→ **GOAL**
Check each line of the records below and collect those holding "Rettsbeskyttelse".
————————
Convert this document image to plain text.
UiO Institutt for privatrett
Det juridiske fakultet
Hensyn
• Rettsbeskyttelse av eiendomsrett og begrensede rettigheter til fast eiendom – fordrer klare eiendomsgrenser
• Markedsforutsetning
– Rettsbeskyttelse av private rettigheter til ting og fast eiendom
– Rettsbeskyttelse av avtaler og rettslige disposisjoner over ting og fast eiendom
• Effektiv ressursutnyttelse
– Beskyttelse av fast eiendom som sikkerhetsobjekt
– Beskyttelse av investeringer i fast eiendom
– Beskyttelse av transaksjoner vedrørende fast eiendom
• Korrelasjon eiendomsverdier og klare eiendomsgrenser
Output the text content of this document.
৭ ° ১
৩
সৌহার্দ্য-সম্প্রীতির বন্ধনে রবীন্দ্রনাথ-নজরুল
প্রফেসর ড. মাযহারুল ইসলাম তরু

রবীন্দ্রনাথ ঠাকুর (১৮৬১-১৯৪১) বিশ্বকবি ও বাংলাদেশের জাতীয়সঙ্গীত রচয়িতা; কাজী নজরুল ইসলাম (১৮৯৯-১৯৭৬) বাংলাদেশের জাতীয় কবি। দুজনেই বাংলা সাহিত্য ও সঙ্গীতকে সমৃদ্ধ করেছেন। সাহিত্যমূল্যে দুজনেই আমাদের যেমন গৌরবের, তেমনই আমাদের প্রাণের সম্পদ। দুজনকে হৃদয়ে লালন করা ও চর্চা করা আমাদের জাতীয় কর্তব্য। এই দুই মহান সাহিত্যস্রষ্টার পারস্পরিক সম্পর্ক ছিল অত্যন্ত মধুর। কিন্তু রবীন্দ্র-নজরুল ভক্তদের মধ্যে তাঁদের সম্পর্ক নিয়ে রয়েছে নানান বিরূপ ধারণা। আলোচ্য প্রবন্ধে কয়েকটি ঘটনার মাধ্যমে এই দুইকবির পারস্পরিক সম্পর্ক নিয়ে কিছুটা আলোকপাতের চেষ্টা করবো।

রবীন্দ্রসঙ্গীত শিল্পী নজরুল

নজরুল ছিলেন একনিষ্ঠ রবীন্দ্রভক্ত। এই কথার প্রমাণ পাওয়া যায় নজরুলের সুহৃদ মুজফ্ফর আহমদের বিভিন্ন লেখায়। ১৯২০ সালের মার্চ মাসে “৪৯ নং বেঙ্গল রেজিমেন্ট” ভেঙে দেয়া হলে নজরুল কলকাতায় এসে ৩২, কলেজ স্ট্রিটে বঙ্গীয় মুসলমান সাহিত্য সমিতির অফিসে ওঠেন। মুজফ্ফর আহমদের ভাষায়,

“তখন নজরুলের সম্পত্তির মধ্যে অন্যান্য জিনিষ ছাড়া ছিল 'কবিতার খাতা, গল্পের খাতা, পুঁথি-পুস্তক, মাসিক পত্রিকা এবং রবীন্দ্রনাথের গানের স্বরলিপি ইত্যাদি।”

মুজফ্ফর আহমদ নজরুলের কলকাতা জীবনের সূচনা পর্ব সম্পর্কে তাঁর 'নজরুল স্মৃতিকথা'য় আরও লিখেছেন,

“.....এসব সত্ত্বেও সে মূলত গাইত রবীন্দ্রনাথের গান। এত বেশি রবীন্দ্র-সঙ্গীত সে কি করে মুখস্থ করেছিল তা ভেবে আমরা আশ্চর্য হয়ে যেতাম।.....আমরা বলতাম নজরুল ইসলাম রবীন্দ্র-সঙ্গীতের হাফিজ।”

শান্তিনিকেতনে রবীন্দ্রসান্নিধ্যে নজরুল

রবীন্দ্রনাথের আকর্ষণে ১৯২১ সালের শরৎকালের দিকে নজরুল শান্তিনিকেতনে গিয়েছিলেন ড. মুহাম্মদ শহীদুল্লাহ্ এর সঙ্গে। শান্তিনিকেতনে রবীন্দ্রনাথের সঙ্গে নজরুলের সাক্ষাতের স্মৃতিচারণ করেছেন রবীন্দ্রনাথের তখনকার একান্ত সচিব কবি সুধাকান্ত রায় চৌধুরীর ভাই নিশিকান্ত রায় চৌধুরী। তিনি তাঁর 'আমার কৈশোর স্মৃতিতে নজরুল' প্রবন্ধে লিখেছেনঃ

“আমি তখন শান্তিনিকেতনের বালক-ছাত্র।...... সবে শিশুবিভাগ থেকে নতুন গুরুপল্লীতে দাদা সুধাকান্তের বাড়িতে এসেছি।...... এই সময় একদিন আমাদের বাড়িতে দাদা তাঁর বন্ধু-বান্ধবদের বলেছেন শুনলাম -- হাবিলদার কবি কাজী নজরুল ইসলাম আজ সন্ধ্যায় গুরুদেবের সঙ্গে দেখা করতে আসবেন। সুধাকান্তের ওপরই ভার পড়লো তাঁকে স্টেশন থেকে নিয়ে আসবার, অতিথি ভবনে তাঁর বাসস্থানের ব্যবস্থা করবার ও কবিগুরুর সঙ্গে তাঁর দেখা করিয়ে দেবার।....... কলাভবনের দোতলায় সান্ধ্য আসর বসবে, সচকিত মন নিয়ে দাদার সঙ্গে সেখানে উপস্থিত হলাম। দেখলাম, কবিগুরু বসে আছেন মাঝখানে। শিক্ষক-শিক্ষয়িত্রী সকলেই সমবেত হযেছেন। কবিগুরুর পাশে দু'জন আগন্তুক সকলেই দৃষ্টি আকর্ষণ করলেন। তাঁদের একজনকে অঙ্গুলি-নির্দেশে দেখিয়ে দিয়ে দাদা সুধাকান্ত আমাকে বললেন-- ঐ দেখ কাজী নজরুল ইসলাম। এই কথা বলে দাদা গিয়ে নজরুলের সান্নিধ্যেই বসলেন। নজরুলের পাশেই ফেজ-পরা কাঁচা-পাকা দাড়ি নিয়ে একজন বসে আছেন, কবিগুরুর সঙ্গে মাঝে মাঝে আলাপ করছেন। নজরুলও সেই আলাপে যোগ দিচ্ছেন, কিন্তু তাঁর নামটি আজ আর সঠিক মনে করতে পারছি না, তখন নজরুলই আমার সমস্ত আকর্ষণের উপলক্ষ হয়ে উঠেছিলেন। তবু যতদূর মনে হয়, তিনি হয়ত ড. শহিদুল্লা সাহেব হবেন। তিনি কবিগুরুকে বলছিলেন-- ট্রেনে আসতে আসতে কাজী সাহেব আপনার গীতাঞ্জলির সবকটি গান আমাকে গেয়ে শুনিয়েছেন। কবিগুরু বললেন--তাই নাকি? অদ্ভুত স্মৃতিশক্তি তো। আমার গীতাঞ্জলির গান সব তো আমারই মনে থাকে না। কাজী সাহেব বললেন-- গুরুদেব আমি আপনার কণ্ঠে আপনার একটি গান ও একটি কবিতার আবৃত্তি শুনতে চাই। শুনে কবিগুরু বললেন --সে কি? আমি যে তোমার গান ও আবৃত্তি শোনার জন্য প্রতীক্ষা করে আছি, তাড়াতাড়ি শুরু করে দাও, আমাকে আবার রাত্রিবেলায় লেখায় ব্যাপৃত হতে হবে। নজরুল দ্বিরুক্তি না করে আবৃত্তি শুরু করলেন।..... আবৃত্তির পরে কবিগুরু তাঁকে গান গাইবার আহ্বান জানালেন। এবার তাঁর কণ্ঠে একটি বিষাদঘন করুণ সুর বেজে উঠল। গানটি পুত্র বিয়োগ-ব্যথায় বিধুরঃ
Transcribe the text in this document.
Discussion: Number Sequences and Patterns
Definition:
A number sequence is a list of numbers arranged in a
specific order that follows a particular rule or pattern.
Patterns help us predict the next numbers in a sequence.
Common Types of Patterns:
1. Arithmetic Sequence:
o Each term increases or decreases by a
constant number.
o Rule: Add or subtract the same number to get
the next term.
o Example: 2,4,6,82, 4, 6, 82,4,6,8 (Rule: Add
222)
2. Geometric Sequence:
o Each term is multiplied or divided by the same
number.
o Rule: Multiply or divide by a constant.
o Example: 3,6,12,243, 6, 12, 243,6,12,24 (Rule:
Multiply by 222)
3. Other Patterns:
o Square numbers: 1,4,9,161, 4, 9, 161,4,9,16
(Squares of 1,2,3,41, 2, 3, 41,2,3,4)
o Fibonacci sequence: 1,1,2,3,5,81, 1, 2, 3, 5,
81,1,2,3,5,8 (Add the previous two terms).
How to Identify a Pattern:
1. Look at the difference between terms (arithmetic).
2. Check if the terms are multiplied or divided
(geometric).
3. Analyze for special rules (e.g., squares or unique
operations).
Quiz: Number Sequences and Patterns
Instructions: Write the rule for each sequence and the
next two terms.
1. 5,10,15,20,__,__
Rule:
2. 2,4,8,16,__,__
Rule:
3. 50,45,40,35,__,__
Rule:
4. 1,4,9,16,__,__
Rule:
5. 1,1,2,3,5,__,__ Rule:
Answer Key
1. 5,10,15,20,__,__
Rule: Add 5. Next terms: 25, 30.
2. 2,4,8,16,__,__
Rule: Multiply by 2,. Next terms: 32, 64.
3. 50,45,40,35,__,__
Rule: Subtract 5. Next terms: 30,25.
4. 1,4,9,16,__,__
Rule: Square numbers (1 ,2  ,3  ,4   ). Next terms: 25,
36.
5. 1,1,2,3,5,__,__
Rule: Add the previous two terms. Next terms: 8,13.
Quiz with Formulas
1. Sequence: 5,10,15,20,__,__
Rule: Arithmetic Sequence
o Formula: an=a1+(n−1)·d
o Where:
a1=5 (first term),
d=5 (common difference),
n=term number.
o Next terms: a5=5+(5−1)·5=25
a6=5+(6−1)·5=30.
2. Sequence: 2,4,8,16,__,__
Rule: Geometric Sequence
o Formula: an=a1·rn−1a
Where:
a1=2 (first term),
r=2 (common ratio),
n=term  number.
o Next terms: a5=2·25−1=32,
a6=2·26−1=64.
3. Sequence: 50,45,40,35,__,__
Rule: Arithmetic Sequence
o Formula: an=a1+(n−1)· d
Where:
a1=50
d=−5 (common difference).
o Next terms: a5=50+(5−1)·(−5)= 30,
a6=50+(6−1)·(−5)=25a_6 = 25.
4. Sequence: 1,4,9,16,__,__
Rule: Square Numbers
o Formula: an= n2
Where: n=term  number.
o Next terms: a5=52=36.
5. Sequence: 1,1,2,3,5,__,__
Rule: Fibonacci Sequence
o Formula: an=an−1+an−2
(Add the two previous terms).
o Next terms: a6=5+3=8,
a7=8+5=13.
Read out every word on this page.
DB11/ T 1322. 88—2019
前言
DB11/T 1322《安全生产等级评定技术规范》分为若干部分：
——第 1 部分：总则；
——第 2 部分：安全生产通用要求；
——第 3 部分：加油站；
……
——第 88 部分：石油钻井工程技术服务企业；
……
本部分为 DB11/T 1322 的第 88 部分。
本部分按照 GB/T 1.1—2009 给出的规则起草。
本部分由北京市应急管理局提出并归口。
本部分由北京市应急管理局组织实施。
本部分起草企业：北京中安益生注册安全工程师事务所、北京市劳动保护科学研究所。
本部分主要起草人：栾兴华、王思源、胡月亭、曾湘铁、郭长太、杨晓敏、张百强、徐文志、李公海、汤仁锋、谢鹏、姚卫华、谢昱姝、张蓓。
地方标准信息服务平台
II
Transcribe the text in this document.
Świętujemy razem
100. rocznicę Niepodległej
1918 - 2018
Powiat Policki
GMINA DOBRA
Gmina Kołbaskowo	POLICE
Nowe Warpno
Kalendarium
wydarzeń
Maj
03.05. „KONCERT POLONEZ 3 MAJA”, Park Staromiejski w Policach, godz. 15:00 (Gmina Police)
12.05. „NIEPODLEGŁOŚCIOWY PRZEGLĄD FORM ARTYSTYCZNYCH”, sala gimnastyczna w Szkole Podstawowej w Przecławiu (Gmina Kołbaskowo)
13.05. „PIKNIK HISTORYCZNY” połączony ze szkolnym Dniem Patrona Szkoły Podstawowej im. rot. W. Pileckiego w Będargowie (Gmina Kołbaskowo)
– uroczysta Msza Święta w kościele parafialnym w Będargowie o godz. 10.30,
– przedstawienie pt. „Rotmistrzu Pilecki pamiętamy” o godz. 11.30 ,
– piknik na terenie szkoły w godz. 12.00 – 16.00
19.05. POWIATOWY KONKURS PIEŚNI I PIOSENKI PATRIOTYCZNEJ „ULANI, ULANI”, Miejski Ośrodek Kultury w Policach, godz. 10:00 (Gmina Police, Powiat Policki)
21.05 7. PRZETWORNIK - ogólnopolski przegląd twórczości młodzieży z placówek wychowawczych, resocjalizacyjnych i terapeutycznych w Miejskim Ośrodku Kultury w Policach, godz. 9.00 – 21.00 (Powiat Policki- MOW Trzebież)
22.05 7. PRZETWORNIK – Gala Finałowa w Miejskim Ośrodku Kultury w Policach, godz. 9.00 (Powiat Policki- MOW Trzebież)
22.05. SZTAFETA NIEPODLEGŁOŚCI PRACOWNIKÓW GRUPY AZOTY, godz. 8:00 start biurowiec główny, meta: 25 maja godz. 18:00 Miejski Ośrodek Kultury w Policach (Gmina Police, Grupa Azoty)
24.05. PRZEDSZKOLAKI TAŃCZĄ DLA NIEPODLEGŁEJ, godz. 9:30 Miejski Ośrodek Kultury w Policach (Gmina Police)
————————
→ **CORRECT RESULT**
• Rettsbeskyttelse av eiendomsrett og begrensede rettigheter til fast eiendom – fordrer klare eiendomsgrenser
– Rettsbeskyttelse av private rettigheter til ting og fast eiendom
– Rettsbeskyttelse av avtaler og rettslige disposisjoner over ting og fast eiendom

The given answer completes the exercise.